• _WRITTEN REQUEST_: How many lines in this material include the string "alocis"? Answer with the number and nothing further.
........
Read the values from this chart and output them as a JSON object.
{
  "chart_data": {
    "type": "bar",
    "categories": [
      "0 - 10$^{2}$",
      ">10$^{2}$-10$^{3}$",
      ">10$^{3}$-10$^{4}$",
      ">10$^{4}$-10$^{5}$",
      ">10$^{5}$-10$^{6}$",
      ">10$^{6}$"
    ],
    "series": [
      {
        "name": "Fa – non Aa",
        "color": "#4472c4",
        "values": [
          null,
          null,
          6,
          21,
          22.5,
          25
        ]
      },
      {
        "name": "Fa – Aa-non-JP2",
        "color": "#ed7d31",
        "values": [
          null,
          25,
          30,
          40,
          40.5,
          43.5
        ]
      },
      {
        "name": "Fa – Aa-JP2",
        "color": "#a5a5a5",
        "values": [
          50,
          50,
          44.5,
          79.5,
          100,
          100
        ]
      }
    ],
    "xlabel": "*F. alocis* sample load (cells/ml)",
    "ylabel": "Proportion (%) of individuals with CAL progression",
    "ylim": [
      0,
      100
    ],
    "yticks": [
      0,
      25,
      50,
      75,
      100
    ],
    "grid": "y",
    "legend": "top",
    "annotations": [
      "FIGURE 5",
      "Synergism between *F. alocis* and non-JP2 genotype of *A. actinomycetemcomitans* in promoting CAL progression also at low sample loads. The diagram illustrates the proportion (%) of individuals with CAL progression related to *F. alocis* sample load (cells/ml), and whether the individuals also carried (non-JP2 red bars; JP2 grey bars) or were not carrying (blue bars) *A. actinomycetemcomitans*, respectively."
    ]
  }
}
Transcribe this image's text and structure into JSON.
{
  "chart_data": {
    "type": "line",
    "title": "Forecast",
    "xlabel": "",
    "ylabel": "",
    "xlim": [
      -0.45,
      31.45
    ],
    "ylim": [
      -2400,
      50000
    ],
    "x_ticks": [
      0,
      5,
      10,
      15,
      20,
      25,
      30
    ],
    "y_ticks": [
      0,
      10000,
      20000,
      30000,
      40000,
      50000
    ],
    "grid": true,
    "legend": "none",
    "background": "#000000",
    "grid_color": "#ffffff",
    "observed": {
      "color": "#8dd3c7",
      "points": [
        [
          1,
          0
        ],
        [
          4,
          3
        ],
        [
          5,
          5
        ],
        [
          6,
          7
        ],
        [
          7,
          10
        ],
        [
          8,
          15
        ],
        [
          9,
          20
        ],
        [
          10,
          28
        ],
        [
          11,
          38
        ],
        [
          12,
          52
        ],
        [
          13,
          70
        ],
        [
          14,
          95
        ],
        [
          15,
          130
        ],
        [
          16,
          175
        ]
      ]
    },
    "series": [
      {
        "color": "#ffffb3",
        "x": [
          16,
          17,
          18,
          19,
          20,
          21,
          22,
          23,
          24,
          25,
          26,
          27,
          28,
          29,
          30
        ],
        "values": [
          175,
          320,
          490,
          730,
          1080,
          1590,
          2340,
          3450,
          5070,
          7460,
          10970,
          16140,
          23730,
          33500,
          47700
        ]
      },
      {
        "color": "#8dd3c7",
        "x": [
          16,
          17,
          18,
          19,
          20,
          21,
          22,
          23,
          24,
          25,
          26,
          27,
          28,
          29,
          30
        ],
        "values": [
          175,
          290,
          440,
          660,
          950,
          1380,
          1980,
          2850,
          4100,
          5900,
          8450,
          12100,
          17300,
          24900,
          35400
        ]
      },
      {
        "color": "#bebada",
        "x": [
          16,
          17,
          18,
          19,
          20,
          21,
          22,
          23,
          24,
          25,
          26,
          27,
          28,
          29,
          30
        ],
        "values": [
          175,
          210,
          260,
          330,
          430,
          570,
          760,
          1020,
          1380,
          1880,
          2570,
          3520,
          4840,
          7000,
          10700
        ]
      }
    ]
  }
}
........
• _OUTPUT_: 2